* What you need to do *
1 - Answer these questions using the page on SR-IOV networking with nv-ipam:
(a) In which namespace is the SriovNetwork CR created?
(b) What minimum Kubernetes version does the page list?
(c) What resource does the operator generate automatically from the CR?
2 - Carry the page on OpenShift SR-IOV networking with nv-ipam forward, starting after its final sentence.

-- Start of Selection --

📚Book Signing at KubeCon EU 2026Meet us at Booking.com HQ (Mon 18:30-21:00) & vCluster booth #521 (Tue 24 Mar, 12:30-1:30pm) — free book giveaway!RSVP Booking.com Event
Networking advanced ⏱ 15 minutes K8s 1.28+

OpenShift SR-IOV Network with NVIDIA IPAM for GPU Fabric

Configure SriovNetwork resources on OpenShift with nv-ipam for GPU fabric IP allocation. SR-IOV Network Operator setup, Mellanox NIC resource targeting, IPAM

By Luca Berton 📖 5 min read

💡 Quick Answer: Create a SriovNetwork CR in the openshift-sriov-network-operator namespace to define a GPU fabric network that uses nv-ipam for IP allocation. The CR specifies the SR-IOV resource name (Mellanox NICs), IPAM configuration with pool name, and target namespace. The operator automatically generates a NetworkAttachmentDefinition that pods reference via k8s.v1.cni.cncf.io/networks annotation.

-- End of Selection --
-- Start of Supplied data --

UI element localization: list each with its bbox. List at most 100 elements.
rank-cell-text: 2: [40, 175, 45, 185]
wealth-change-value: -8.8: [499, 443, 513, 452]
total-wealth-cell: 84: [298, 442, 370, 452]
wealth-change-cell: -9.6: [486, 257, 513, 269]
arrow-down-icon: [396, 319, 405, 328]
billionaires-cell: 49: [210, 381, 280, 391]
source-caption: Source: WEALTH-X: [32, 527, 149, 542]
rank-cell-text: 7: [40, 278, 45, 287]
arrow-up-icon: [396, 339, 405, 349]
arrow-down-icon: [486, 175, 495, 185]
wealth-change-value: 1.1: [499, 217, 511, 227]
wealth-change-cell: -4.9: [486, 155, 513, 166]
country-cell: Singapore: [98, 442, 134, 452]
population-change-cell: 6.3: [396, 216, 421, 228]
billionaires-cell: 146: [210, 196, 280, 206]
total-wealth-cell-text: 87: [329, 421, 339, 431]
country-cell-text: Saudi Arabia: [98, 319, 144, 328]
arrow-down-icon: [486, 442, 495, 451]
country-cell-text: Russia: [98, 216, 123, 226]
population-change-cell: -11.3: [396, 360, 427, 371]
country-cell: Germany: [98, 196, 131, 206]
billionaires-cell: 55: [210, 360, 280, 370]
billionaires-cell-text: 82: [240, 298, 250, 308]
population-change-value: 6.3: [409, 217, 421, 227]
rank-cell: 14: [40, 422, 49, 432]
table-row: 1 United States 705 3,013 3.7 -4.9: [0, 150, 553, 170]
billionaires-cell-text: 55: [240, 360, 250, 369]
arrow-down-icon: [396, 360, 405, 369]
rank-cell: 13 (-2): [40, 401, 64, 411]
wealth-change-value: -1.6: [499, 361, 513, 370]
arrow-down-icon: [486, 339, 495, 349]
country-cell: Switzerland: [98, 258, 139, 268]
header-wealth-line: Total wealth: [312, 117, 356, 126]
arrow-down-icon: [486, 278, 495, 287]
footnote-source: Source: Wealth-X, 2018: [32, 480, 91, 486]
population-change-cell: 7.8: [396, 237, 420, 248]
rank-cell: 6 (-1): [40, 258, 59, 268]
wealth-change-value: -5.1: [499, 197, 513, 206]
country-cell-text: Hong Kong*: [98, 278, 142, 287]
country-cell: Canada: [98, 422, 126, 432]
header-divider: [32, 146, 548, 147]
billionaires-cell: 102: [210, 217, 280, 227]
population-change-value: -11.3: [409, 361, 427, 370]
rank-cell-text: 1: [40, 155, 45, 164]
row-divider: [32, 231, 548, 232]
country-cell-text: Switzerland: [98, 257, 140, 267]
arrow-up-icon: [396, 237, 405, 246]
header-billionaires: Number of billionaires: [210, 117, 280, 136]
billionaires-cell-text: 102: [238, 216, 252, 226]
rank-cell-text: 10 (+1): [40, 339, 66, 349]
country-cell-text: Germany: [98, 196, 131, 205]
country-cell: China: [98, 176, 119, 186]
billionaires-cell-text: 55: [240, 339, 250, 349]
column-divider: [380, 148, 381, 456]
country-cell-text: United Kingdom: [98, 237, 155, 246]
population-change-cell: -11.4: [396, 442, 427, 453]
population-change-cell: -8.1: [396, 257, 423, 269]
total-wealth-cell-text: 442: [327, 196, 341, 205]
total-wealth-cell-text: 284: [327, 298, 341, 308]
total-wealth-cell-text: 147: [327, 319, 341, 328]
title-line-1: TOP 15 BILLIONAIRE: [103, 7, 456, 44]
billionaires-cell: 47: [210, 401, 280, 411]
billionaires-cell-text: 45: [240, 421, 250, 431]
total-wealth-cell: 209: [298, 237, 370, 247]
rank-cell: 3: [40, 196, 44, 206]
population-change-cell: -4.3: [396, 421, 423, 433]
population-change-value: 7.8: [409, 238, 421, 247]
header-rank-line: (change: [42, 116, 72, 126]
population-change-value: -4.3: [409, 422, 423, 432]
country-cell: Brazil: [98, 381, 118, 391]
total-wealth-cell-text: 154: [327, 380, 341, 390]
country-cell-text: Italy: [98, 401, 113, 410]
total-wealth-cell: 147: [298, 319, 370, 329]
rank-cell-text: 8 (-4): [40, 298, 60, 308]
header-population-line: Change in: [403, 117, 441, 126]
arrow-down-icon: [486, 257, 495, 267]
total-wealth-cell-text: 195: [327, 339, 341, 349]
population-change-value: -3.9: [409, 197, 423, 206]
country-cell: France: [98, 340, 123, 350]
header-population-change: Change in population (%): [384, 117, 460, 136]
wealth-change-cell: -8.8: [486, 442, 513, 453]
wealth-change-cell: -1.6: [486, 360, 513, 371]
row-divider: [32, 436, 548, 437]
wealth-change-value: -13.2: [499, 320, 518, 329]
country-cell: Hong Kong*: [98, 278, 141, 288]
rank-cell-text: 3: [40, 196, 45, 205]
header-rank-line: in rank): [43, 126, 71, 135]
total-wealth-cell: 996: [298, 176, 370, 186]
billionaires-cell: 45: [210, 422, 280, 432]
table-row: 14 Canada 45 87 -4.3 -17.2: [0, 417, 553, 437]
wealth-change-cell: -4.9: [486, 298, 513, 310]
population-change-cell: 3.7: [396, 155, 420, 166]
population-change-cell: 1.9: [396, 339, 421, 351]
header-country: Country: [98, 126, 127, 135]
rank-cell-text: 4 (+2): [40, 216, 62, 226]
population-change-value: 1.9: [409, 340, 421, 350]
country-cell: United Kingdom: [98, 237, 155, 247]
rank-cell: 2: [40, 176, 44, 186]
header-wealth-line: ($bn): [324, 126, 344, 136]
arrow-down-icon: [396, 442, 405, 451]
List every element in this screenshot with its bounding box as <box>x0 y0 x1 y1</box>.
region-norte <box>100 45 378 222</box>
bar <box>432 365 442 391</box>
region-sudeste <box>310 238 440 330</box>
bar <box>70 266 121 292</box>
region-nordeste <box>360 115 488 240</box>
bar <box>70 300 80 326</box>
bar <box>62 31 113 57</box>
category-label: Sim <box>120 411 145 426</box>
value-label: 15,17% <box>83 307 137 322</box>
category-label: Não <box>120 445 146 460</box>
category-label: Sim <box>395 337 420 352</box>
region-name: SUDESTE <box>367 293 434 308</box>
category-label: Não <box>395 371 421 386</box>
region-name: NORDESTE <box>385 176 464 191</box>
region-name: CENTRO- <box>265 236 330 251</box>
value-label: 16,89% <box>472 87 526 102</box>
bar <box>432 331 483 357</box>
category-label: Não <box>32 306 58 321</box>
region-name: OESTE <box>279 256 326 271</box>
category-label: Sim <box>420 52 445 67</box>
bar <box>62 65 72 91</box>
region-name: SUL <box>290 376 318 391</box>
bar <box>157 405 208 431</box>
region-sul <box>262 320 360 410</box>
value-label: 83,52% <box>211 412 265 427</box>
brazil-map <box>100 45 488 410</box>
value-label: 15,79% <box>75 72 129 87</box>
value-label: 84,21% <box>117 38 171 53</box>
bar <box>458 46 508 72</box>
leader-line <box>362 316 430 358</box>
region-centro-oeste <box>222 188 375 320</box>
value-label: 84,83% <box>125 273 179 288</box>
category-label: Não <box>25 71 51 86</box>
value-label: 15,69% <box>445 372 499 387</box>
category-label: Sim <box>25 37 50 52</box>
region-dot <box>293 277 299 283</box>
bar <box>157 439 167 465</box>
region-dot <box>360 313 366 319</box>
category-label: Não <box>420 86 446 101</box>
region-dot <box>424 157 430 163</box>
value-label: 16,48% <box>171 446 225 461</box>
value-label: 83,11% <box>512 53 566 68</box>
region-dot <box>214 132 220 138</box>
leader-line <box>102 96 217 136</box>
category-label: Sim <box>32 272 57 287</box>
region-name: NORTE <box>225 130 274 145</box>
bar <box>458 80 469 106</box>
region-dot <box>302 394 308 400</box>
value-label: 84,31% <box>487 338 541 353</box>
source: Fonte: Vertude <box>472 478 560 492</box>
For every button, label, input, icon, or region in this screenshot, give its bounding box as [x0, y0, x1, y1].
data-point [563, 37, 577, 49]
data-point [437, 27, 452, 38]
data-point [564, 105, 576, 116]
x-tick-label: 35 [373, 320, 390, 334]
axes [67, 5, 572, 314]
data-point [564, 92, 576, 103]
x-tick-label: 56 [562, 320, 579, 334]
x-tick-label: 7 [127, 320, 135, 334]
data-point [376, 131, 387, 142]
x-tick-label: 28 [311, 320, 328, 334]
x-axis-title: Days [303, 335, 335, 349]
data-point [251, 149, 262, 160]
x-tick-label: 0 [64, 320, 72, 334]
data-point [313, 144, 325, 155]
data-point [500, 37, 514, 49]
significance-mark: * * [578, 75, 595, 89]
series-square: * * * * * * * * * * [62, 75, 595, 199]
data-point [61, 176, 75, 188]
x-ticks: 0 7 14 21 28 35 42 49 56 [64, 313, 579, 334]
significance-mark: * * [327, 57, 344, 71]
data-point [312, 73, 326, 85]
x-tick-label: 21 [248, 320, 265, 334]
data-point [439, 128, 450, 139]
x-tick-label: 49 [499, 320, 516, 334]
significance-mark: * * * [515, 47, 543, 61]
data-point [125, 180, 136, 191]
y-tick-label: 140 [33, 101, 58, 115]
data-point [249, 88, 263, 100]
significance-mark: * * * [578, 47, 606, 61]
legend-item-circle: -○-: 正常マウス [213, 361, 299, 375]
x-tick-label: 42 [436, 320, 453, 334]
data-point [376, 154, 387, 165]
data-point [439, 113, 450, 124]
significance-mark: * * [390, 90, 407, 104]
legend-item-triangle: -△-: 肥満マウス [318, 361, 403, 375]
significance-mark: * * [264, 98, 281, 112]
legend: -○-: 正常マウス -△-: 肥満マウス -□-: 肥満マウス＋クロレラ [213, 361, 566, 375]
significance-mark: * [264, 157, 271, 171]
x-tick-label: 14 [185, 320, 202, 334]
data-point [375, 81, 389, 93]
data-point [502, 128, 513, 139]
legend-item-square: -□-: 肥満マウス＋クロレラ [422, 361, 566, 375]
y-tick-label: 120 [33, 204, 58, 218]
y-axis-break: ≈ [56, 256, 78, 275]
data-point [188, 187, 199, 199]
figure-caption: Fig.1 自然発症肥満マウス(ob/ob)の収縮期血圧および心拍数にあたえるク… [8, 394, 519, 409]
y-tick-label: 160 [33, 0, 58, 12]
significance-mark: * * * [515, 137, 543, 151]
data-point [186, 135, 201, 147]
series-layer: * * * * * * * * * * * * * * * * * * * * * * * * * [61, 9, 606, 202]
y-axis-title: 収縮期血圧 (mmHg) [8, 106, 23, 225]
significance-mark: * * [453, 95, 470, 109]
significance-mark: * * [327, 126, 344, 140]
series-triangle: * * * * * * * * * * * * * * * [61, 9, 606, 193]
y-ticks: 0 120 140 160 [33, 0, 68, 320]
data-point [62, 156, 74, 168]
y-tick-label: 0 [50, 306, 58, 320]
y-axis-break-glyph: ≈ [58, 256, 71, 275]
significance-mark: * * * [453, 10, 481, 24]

-- End of Supplied data --

* Results in order *
1 -
(a) The openshift-sriov-network-operator namespace.
(b) Kubernetes 1.28.
(c) A NetworkAttachmentDefinition.

2 -
The Problem

  • GPU nodes have dedicated Mellanox NICs for RDMA fabric but need automated IP management
  • Manual IP assignment doesn’t scale across hundreds of GPU pods
  • Need SR-IOV VFs attached to pods for GPUDirect RDMA with proper IPAM
  • Standard DHCP doesn’t integrate with GPU topology awareness
  • Must align network resources with GPU NUMA locality

The Solution

SriovNetwork with nv-ipam

apiVersion: sriovnetwork.openshift.io/v1
kind: SriovNetwork
metadata:
  name: gpu-fabric
  namespace: openshift-sriov-network-operator
  finalizers:
    - netattdef.finalizers.sriovnetwork.openshift.io
spec:
  ipam: |
    {
      "type": "nv-ipam",
      "poolName": "gpu-fabric"
    }
  logLevel: info
  networkNamespace: gpu-workloads
  resourceName: mellanoxnics

Prerequisites: SriovNetworkNodePolicy

# First define which NICs to use and how many VFs
apiVersion: sriovnetwork.openshift.io/v1
kind: SriovNetworkNodePolicy
metadata:
  name: mellanox-gpu-fabric
  namespace: openshift-sriov-network-operator
spec:
  resourceName: mellanoxnics
  nodeSelector:
    node-role.kubernetes.io/gpu-worker: ""
  numVfs: 8
  nicSelector:
    vendor: "15b3"              # Mellanox
    deviceID: "101d"            # ConnectX-7
    pfNames: ["ens8f0", "ens8f1"]
  deviceType: netdevice         # or vfio-pci for DPDK
  isRdma: true                  # Enable RDMA on VFs
  linkType: IB                  # InfiniBand (or eth for RoCE)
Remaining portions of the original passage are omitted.